Requirements: Extract all lines that hold the string "title".

Records for this task:
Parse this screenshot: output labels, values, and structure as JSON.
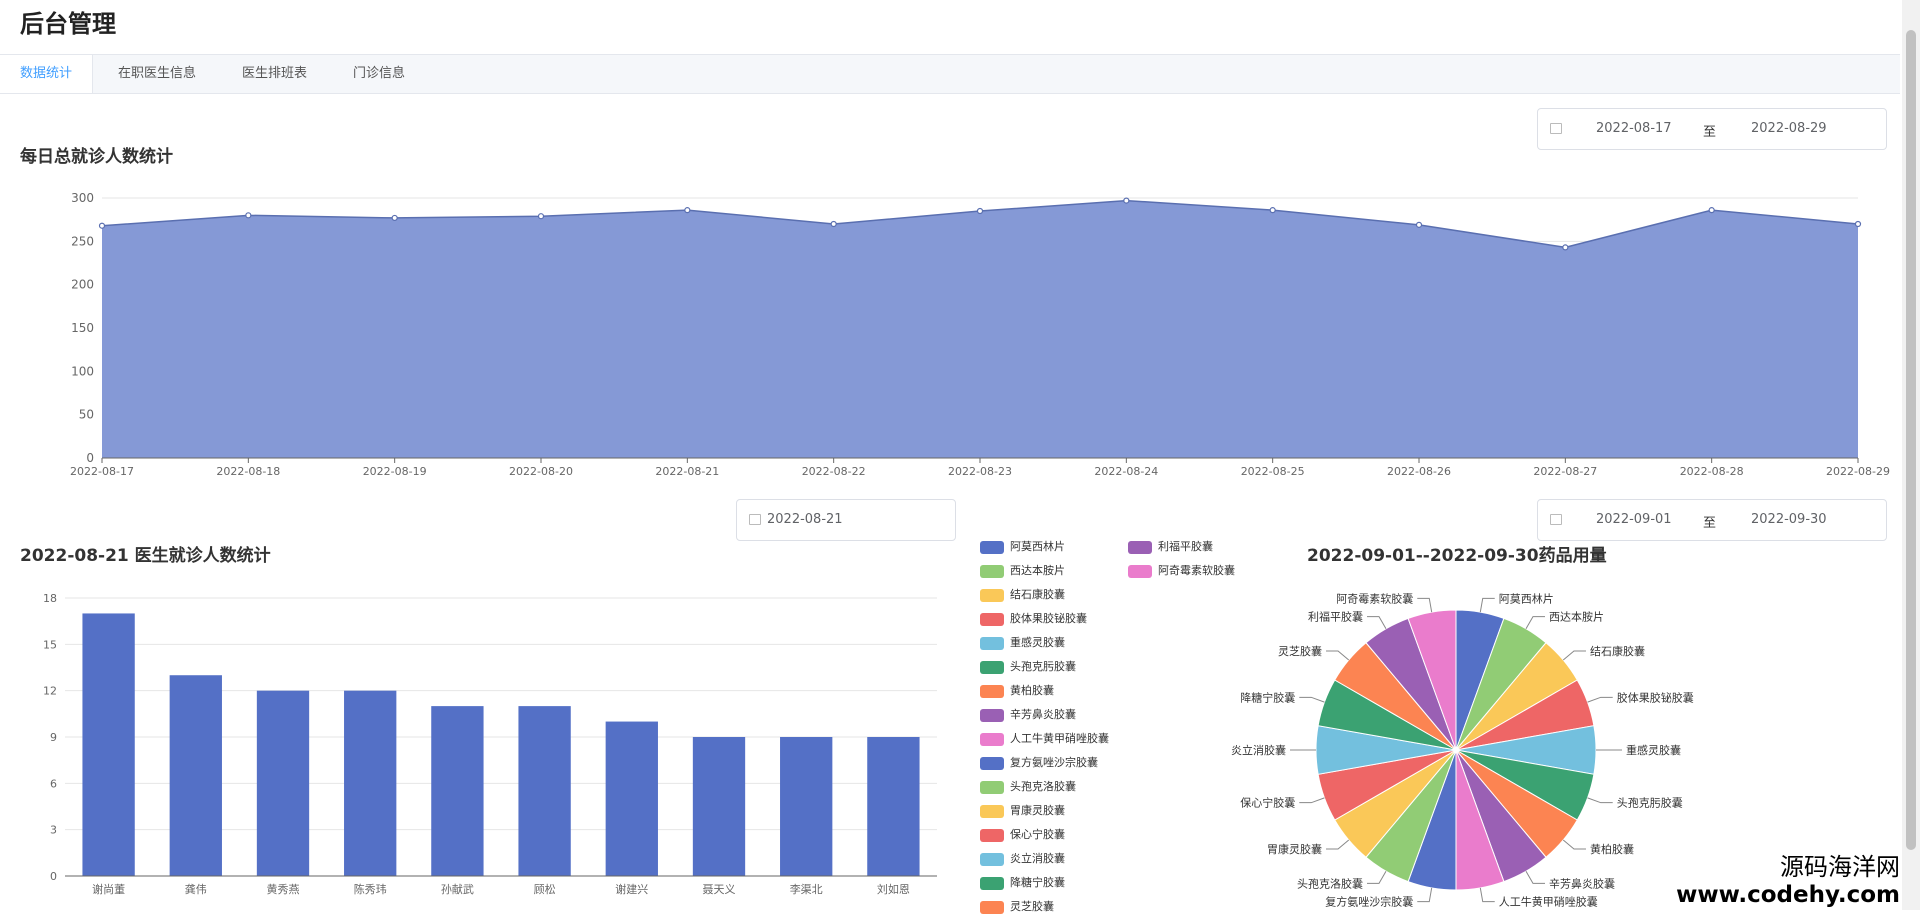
{
  "app": {
    "title": "后台管理"
  },
  "tabs": [
    {
      "label": "数据统计",
      "active": true
    },
    {
      "label": "在职医生信息",
      "active": false
    },
    {
      "label": "医生排班表",
      "active": false
    },
    {
      "label": "门诊信息",
      "active": false
    }
  ],
  "daily_section": {
    "title": "每日总就诊人数统计",
    "range": {
      "start": "2022-08-17",
      "separator": "至",
      "end": "2022-08-29"
    }
  },
  "doctor_section": {
    "title": "2022-08-21 医生就诊人数统计",
    "date": "2022-08-21"
  },
  "drug_section": {
    "title": "2022-09-01--2022-09-30药品用量",
    "range": {
      "start": "2022-09-01",
      "separator": "至",
      "end": "2022-09-30"
    }
  },
  "watermark": {
    "line1": "源码海洋网",
    "line2": "www.codehy.com"
  },
  "colors": {
    "primary": "#5470c6",
    "area_fill": "#8599d6",
    "tab_active": "#409eff"
  },
  "chart_data": [
    {
      "type": "area",
      "x": [
        "2022-08-17",
        "2022-08-18",
        "2022-08-19",
        "2022-08-20",
        "2022-08-21",
        "2022-08-22",
        "2022-08-23",
        "2022-08-24",
        "2022-08-25",
        "2022-08-26",
        "2022-08-27",
        "2022-08-28",
        "2022-08-29"
      ],
      "values": [
        268,
        280,
        277,
        279,
        286,
        270,
        285,
        297,
        286,
        269,
        243,
        286,
        270
      ],
      "ylim": [
        0,
        300
      ],
      "yticks": [
        0,
        50,
        100,
        150,
        200,
        250,
        300
      ],
      "grid": true
    },
    {
      "type": "bar",
      "categories": [
        "谢尚董",
        "龚伟",
        "黄秀燕",
        "陈秀玮",
        "孙献武",
        "顾松",
        "谢建兴",
        "聂天义",
        "李渠北",
        "刘如恩"
      ],
      "values": [
        17,
        13,
        12,
        12,
        11,
        11,
        10,
        9,
        9,
        9
      ],
      "ylim": [
        0,
        18
      ],
      "yticks": [
        0,
        3,
        6,
        9,
        12,
        15,
        18
      ],
      "grid": true
    },
    {
      "type": "pie",
      "legend_placement": "left",
      "slices": [
        {
          "label": "阿莫西林片",
          "value": 1,
          "color": "#5470c6"
        },
        {
          "label": "西达本胺片",
          "value": 1,
          "color": "#91cc75"
        },
        {
          "label": "结石康胶囊",
          "value": 1,
          "color": "#fac858"
        },
        {
          "label": "胶体果胶铋胶囊",
          "value": 1,
          "color": "#ee6666"
        },
        {
          "label": "重感灵胶囊",
          "value": 1,
          "color": "#73c0de"
        },
        {
          "label": "头孢克肟胶囊",
          "value": 1,
          "color": "#3ba272"
        },
        {
          "label": "黄柏胶囊",
          "value": 1,
          "color": "#fc8452"
        },
        {
          "label": "辛芳鼻炎胶囊",
          "value": 1,
          "color": "#9a60b4"
        },
        {
          "label": "人工牛黄甲硝唑胶囊",
          "value": 1,
          "color": "#ea7ccc"
        },
        {
          "label": "复方氨唑沙宗胶囊",
          "value": 1,
          "color": "#5470c6"
        },
        {
          "label": "头孢克洛胶囊",
          "value": 1,
          "color": "#91cc75"
        },
        {
          "label": "胃康灵胶囊",
          "value": 1,
          "color": "#fac858"
        },
        {
          "label": "保心宁胶囊",
          "value": 1,
          "color": "#ee6666"
        },
        {
          "label": "炎立消胶囊",
          "value": 1,
          "color": "#73c0de"
        },
        {
          "label": "降糖宁胶囊",
          "value": 1,
          "color": "#3ba272"
        },
        {
          "label": "灵芝胶囊",
          "value": 1,
          "color": "#fc8452"
        },
        {
          "label": "利福平胶囊",
          "value": 1,
          "color": "#9a60b4"
        },
        {
          "label": "阿奇霉素软胶囊",
          "value": 1,
          "color": "#ea7ccc"
        }
      ]
    }
  ]
}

Exercise solution:
    "title": "后台管理"
    "title": "每日总就诊人数统计",
    "title": "2022-08-21 医生就诊人数统计",
    "title": "2022-09-01--2022-09-30药品用量",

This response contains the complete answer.